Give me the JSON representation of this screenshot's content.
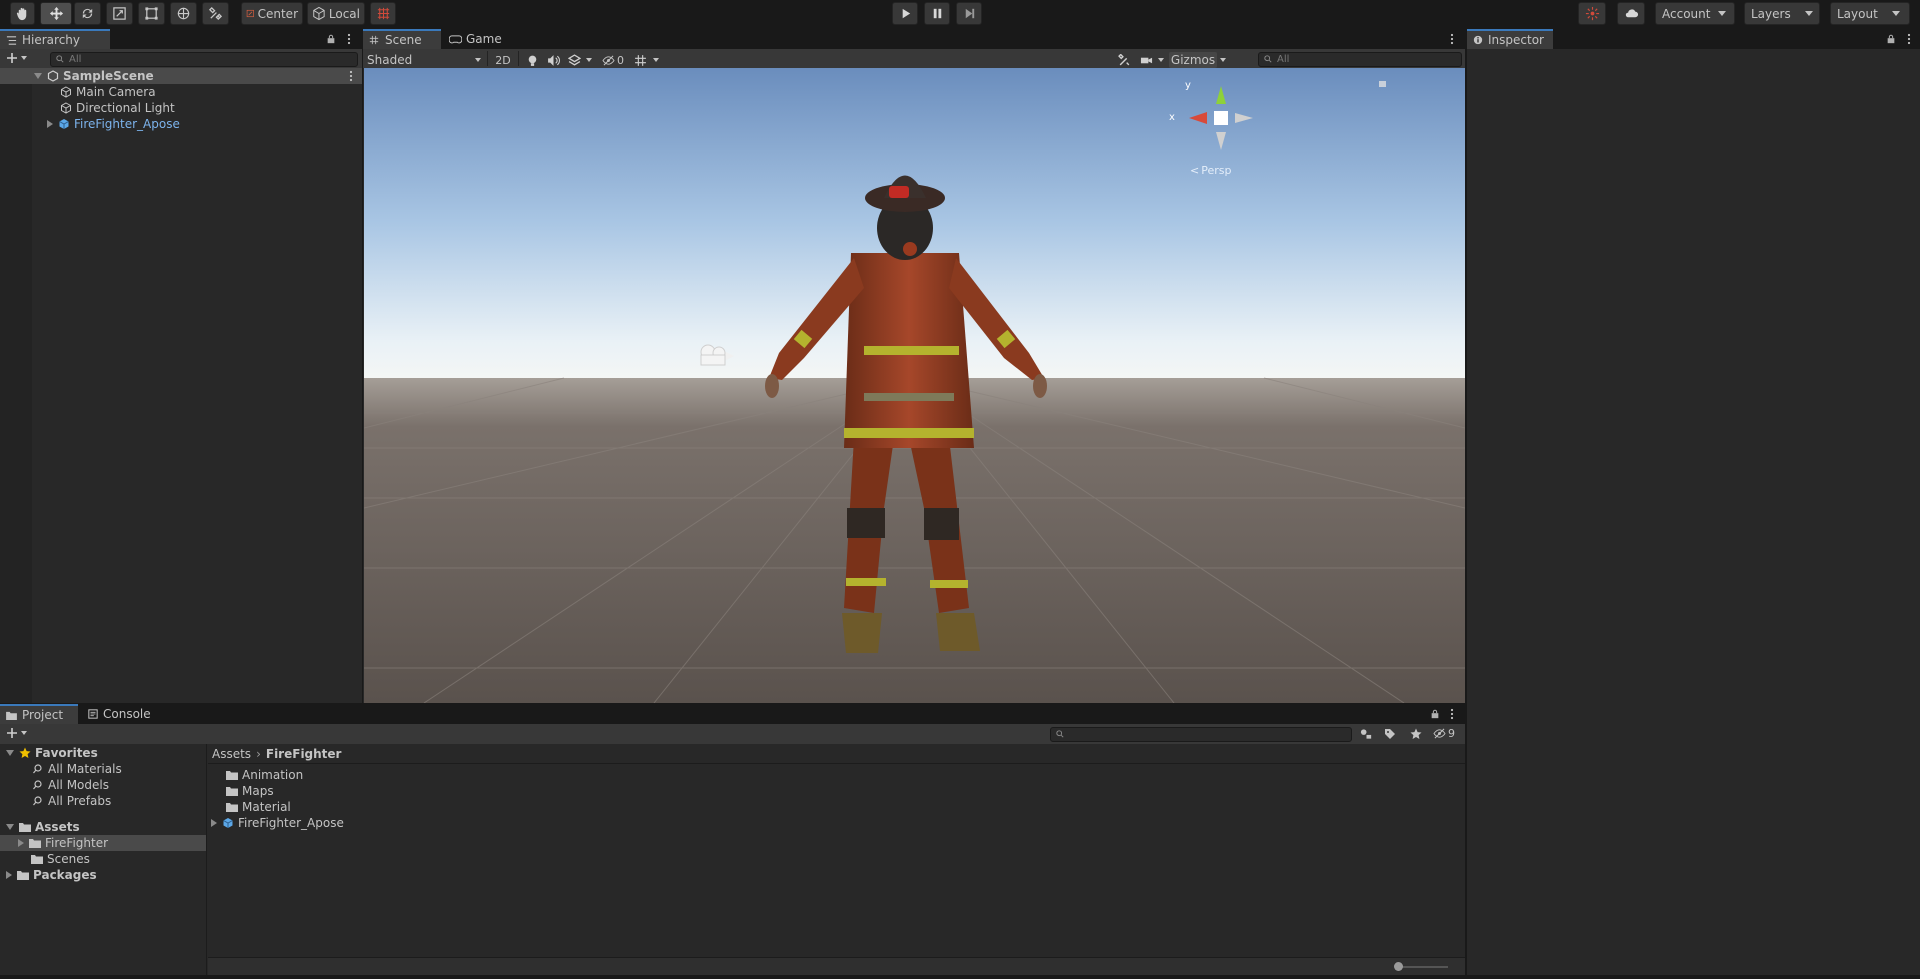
{
  "toolbar": {
    "pivot_label": "Center",
    "space_label": "Local",
    "account_label": "Account",
    "layers_label": "Layers",
    "layout_label": "Layout"
  },
  "hierarchy": {
    "tab_label": "Hierarchy",
    "search_placeholder": "All",
    "scene_name": "SampleScene",
    "items": [
      {
        "label": "Main Camera",
        "icon": "gameobject-icon"
      },
      {
        "label": "Directional Light",
        "icon": "gameobject-icon"
      },
      {
        "label": "FireFighter_Apose",
        "icon": "prefab-icon",
        "color": "#7cb3ec"
      }
    ]
  },
  "scene_view": {
    "tabs": [
      {
        "label": "Scene",
        "icon": "grid-icon"
      },
      {
        "label": "Game",
        "icon": "gamepad-icon"
      }
    ],
    "shading_mode": "Shaded",
    "toggle_2d": "2D",
    "hidden_count": "0",
    "gizmos_label": "Gizmos",
    "search_placeholder": "All",
    "projection_label": "Persp",
    "axis_x": "x",
    "axis_y": "y"
  },
  "inspector": {
    "tab_label": "Inspector"
  },
  "project": {
    "tabs": [
      {
        "label": "Project",
        "icon": "folder-icon"
      },
      {
        "label": "Console",
        "icon": "console-icon"
      }
    ],
    "hidden_count": "9",
    "favorites_label": "Favorites",
    "favorites": [
      "All Materials",
      "All Models",
      "All Prefabs"
    ],
    "assets_label": "Assets",
    "asset_tree": [
      "FireFighter",
      "Scenes"
    ],
    "packages_label": "Packages",
    "breadcrumb": [
      "Assets",
      "FireFighter"
    ],
    "contents": [
      {
        "label": "Animation",
        "icon": "folder-icon"
      },
      {
        "label": "Maps",
        "icon": "folder-icon"
      },
      {
        "label": "Material",
        "icon": "folder-icon"
      },
      {
        "label": "FireFighter_Apose",
        "icon": "prefab-icon"
      }
    ]
  },
  "colors": {
    "accent": "#3a79bb",
    "prefab_blue": "#7cb3ec",
    "panel_bg": "#282828",
    "toolbar_bg": "#191919",
    "sky_top": "#6a8fbe",
    "ground": "#5d5550"
  }
}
:::
▶ _The task_
Without including the pictures, return each record above exactly as it stands.

▶ _Expected answer_
Give me the JSON representation of this screenshot's content.
{
  "toolbar": {
    "pivot_label": "Center",
    "space_label": "Local",
    "account_label": "Account",
    "layers_label": "Layers",
    "layout_label": "Layout"
  },
  "hierarchy": {
    "tab_label": "Hierarchy",
    "search_placeholder": "All",
    "scene_name": "SampleScene",
    "items": [
      {
        "label": "Main Camera",
        "icon": "gameobject-icon"
      },
      {
        "label": "Directional Light",
        "icon": "gameobject-icon"
      },
      {
        "label": "FireFighter_Apose",
        "icon": "prefab-icon",
        "color": "#7cb3ec"
      }
    ]
  },
  "scene_view": {
    "tabs": [
      {
        "label": "Scene",
        "icon": "grid-icon"
      },
      {
        "label": "Game",
        "icon": "gamepad-icon"
      }
    ],
    "shading_mode": "Shaded",
    "toggle_2d": "2D",
    "hidden_count": "0",
    "gizmos_label": "Gizmos",
    "search_placeholder": "All",
    "projection_label": "Persp",
    "axis_x": "x",
    "axis_y": "y"
  },
  "inspector": {
    "tab_label": "Inspector"
  },
  "project": {
    "tabs": [
      {
        "label": "Project",
        "icon": "folder-icon"
      },
      {
        "label": "Console",
        "icon": "console-icon"
      }
    ],
    "hidden_count": "9",
    "favorites_label": "Favorites",
    "favorites": [
      "All Materials",
      "All Models",
      "All Prefabs"
    ],
    "assets_label": "Assets",
    "asset_tree": [
      "FireFighter",
      "Scenes"
    ],
    "packages_label": "Packages",
    "breadcrumb": [
      "Assets",
      "FireFighter"
    ],
    "contents": [
      {
        "label": "Animation",
        "icon": "folder-icon"
      },
      {
        "label": "Maps",
        "icon": "folder-icon"
      },
      {
        "label": "Material",
        "icon": "folder-icon"
      },
      {
        "label": "FireFighter_Apose",
        "icon": "prefab-icon"
      }
    ]
  },
  "colors": {
    "accent": "#3a79bb",
    "prefab_blue": "#7cb3ec",
    "panel_bg": "#282828",
    "toolbar_bg": "#191919",
    "sky_top": "#6a8fbe",
    "ground": "#5d5550"
  }
}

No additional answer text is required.